*AUFGABE 1*. Drucke aus den Einträgen die Zeilen unverändert ab, beginnend mit der Zeile, die „kp-bar — [1530, 550, 1572, 666]“ enthält, und endend mit der Zeile, die „kp-bar — [954, 450, 996, 666]“ enthält; beide Zeilen gehören dazu.

*QUELLENAUSZUG*.
Eine solche Aufhebung des Betretungsverbotes durch die Sicherheitsbehörde ist offensichtlich nicht erfolgt.
Nach § 38a Abs 7 SPG ist die Einhaltung eines Betretungsverbotes zumindest einmal während der ersten drei Tage seiner Geltung durch Organe des öffentlichen Sicherheitsdienstes zu überprüfen. Das Betretungsverbot endet mit Ablauf des zehnten Tages nach seiner Anordnung; es endet im Falle eines binnen dieser Frist eingebrachten Antrages auf Erlassung einer einstweiligen Verfügung nach § 382b EO mit der Zustellung der Entscheidung des Gerichtes an den Antragsgegner, spätestens jedoch mit Ablauf des zwanzigsten Tages nach Anordnung des Betretungsverbotes.
Im gegenständlichen Fall ist offensichtlich von der gefährdeten Person beim Bezirksgericht Zell am Ziller ein Antrag auf Erlassung einer einstweiligen Verfügung nach § 382b EO eingebracht worden, sodass die Anordnung des Betretungsverbotes durch die Organe des öffentlichen Sicherheitsdienstes spätestens mit Ablauf des zwanzigsten Tages (Betretungsverbot vom 25.07.2000) endete, sodass das Betretungsverbot nach § 38a Abs 2 SPG (durch Organe des öffentlichen Sicherheitsdienstes) zur vorgeworfenen Tatzeit am 23.03.2001 keine Wirkung mehr entfalten konnte. Dazu normiert § 84 Abs 1 Z 2 SPG, dass eine Verwaltungsübertretung begeht, wer ein Betretungsverbot gemäß § 38a Abs 2 missachtet. Da dieses Betretungsverbot nach § 38a Abs 2 leg cit jedoch nicht mehr in Geltung war, hat der Beschuldigte die ihm zur Last gelegte Verwaltungsübertretung nicht begangen. Dies unabhängig davon, dass offensichtlich in der Folge ein Betretungsverbot kraft einstweiliger Verfügung nach § 382b EO vom Bezirksgericht Zell am Ziller erlassen worden ist.

*AUFGABE 2*. Gib aus dem Quellenauszug die Passage wortgetreu aus, beginnend bei „Eine solche Aufhebung“ und endend bei „Anordnung des Betretungsverbotes.“.

*BEREITGESTELLTES MATERIAL*.
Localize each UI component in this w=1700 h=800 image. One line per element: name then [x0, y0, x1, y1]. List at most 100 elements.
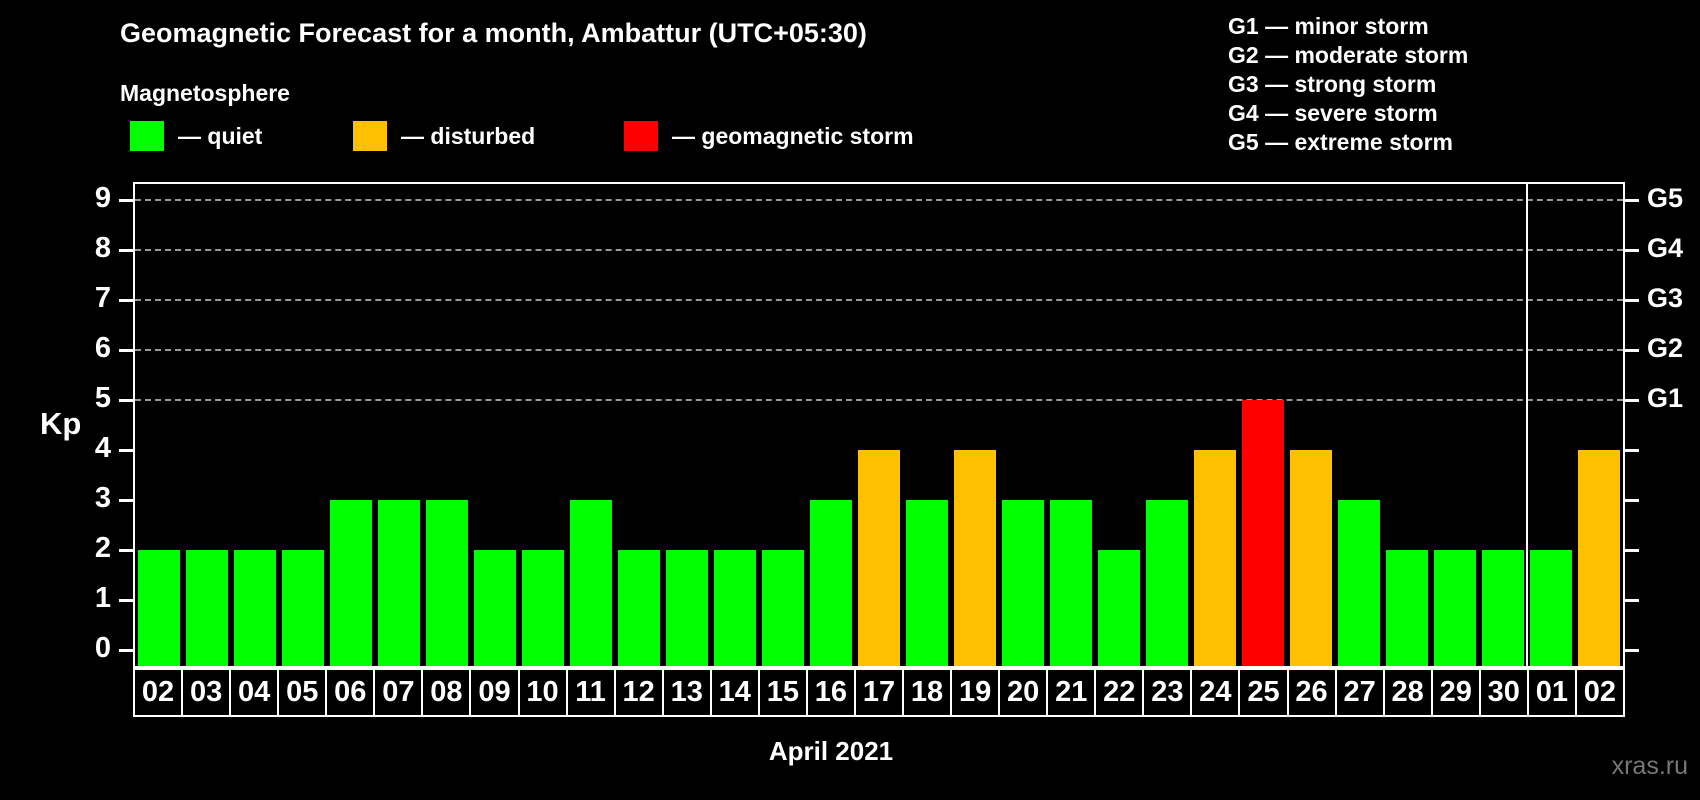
kp-bar — [1530, 550, 1572, 666]
day-label-cell: 11 — [565, 668, 616, 717]
y-axis-tick-right — [1625, 599, 1639, 602]
day-label-cell: 17 — [853, 668, 904, 717]
kp-bar — [618, 550, 660, 666]
plot-inner: 0 1 2 3 4 5 G1 6 G2 7 G3 8 G4 9 G5 — [95, 182, 1683, 666]
kp-bar — [378, 500, 420, 666]
kp-bar — [138, 550, 180, 666]
day-label-cell: 01 — [1526, 668, 1577, 717]
y-axis-tick-left — [119, 299, 133, 302]
y-axis-tick-left — [119, 399, 133, 402]
gridline — [135, 399, 1623, 401]
y-axis-tick-right — [1625, 549, 1639, 552]
storm-color-swatch — [624, 121, 658, 151]
gridline — [135, 349, 1623, 351]
kp-bar — [330, 500, 372, 666]
storm-scale-line: G2 — moderate storm — [1228, 42, 1469, 68]
day-label-cell: 19 — [950, 668, 1001, 717]
disturbed-color-swatch — [353, 121, 387, 151]
day-label-cell: 03 — [181, 668, 232, 717]
y-axis-tick-left — [119, 199, 133, 202]
y-tick-label: 9 — [94, 182, 111, 214]
y-tick-label: 2 — [94, 532, 111, 564]
gridline — [135, 199, 1623, 201]
kp-bar — [666, 550, 708, 666]
day-label-cell: 24 — [1190, 668, 1241, 717]
day-label-cell: 02 — [1574, 668, 1625, 717]
y-axis-tick-right — [1625, 399, 1639, 402]
kp-bar — [1578, 450, 1620, 666]
kp-bar — [954, 450, 996, 666]
quiet-color-swatch — [130, 121, 164, 151]
g-scale-label: G1 — [1647, 383, 1684, 413]
y-axis-tick-left — [119, 249, 133, 252]
x-axis-day-row: 02 03 04 05 06 07 08 09 10 11 12 13 14 15 16 17 18 19 20 21… — [133, 668, 1625, 717]
y-axis-tick-right — [1625, 649, 1639, 652]
legend-item-label: — quiet — [178, 122, 263, 149]
day-label-cell: 15 — [757, 668, 808, 717]
day-label-cell: 27 — [1334, 668, 1385, 717]
y-axis-tick-right — [1625, 499, 1639, 502]
y-axis-tick-right — [1625, 349, 1639, 352]
day-label-cell: 07 — [373, 668, 424, 717]
day-label-cell: 30 — [1478, 668, 1529, 717]
kp-bar — [1338, 500, 1380, 666]
kp-bar — [282, 550, 324, 666]
legend-item-quiet: — quiet — [130, 120, 262, 152]
kp-bar — [522, 550, 564, 666]
storm-scale-line: G5 — extreme storm — [1228, 129, 1453, 155]
y-axis-tick-right — [1625, 299, 1639, 302]
day-label-cell: 18 — [902, 668, 953, 717]
month-separator-line — [1526, 184, 1528, 666]
y-axis-tick-left — [119, 649, 133, 652]
y-axis-tick-left — [119, 599, 133, 602]
legend-item-disturbed: — disturbed — [353, 120, 535, 152]
page-title: Geomagnetic Forecast for a month, Ambatt… — [120, 18, 867, 48]
day-label-cell: 13 — [661, 668, 712, 717]
day-label-cell: 26 — [1286, 668, 1337, 717]
kp-bar — [1482, 550, 1524, 666]
kp-bar — [1146, 500, 1188, 666]
y-axis-tick-left — [119, 499, 133, 502]
day-label-cell: 08 — [421, 668, 472, 717]
y-tick-label: 8 — [94, 232, 111, 264]
legend-item-label: — disturbed — [401, 122, 536, 149]
y-axis-tick-right — [1625, 449, 1639, 452]
y-axis-title: Kp — [40, 406, 82, 441]
day-label-cell: 09 — [469, 668, 520, 717]
y-tick-label: 7 — [94, 282, 111, 314]
kp-bar — [858, 450, 900, 666]
g-scale-label: G5 — [1647, 183, 1684, 213]
day-label-cell: 22 — [1094, 668, 1145, 717]
kp-bar — [570, 500, 612, 666]
day-label-cell: 12 — [613, 668, 664, 717]
g-scale-label: G3 — [1647, 283, 1684, 313]
day-label-cell: 10 — [517, 668, 568, 717]
day-label-cell: 14 — [709, 668, 760, 717]
kp-bar — [474, 550, 516, 666]
storm-scale-line: G1 — minor storm — [1228, 13, 1429, 39]
day-label-cell: 25 — [1238, 668, 1289, 717]
legend-item-storm: — geomagnetic storm — [624, 120, 914, 152]
g-scale-label: G2 — [1647, 333, 1684, 363]
kp-bar — [714, 550, 756, 666]
watermark: xras.ru — [1611, 752, 1688, 780]
kp-bar — [1290, 450, 1332, 666]
x-axis-title: April 2021 — [768, 736, 894, 766]
y-tick-label: 3 — [94, 482, 111, 514]
storm-scale-line: G3 — strong storm — [1228, 71, 1437, 97]
magnetosphere-label: Magnetosphere — [120, 80, 290, 106]
y-axis-tick-left — [119, 349, 133, 352]
kp-bar — [1386, 550, 1428, 666]
day-label-cell: 04 — [229, 668, 280, 717]
kp-bar — [1434, 550, 1476, 666]
kp-bar — [762, 550, 804, 666]
kp-bar — [1242, 400, 1284, 666]
y-tick-label: 4 — [94, 432, 111, 464]
day-label-cell: 28 — [1382, 668, 1433, 717]
kp-bar — [186, 550, 228, 666]
y-axis-tick-right — [1625, 199, 1639, 202]
day-label-cell: 23 — [1142, 668, 1193, 717]
y-tick-label: 6 — [94, 332, 111, 364]
gridline — [135, 299, 1623, 301]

*LÖSUNG 1*.
kp-bar — [1530, 550, 1572, 666]
day-label-cell: 11 — [565, 668, 616, 717]
y-axis-tick-right — [1625, 599, 1639, 602]
day-label-cell: 17 — [853, 668, 904, 717]
kp-bar — [618, 550, 660, 666]
plot-inner: 0 1 2 3 4 5 G1 6 G2 7 G3 8 G4 9 G5 — [95, 182, 1683, 666]
kp-bar — [378, 500, 420, 666]
kp-bar — [138, 550, 180, 666]
day-label-cell: 01 — [1526, 668, 1577, 717]
y-axis-tick-left — [119, 299, 133, 302]
y-axis-tick-left — [119, 399, 133, 402]
gridline — [135, 399, 1623, 401]
y-axis-tick-right — [1625, 549, 1639, 552]
storm-color-swatch — [624, 121, 658, 151]
gridline — [135, 349, 1623, 351]
kp-bar — [330, 500, 372, 666]
storm-scale-line: G2 — moderate storm — [1228, 42, 1469, 68]
day-label-cell: 19 — [950, 668, 1001, 717]
disturbed-color-swatch — [353, 121, 387, 151]
day-label-cell: 03 — [181, 668, 232, 717]
y-axis-tick-left — [119, 199, 133, 202]
y-tick-label: 9 — [94, 182, 111, 214]
y-tick-label: 2 — [94, 532, 111, 564]
gridline — [135, 199, 1623, 201]
kp-bar — [666, 550, 708, 666]
day-label-cell: 24 — [1190, 668, 1241, 717]
day-label-cell: 02 — [1574, 668, 1625, 717]
y-axis-tick-right — [1625, 399, 1639, 402]
kp-bar — [1578, 450, 1620, 666]
kp-bar — [954, 450, 996, 666]

*LÖSUNG 2*.
Eine solche Aufhebung des Betretungsverbotes durch die Sicherheitsbehörde ist offensichtlich nicht erfolgt.
Nach § 38a Abs 7 SPG ist die Einhaltung eines Betretungsverbotes zumindest einmal während der ersten drei Tage seiner Geltung durch Organe des öffentlichen Sicherheitsdienstes zu überprüfen. Das Betretungsverbot endet mit Ablauf des zehnten Tages nach seiner Anordnung; es endet im Falle eines binnen dieser Frist eingebrachten Antrages auf Erlassung einer einstweiligen Verfügung nach § 382b EO mit der Zustellung der Entscheidung des Gerichtes an den Antragsgegner, spätestens jedoch mit Ablauf des zwanzigsten Tages nach Anordnung des Betretungsverbotes.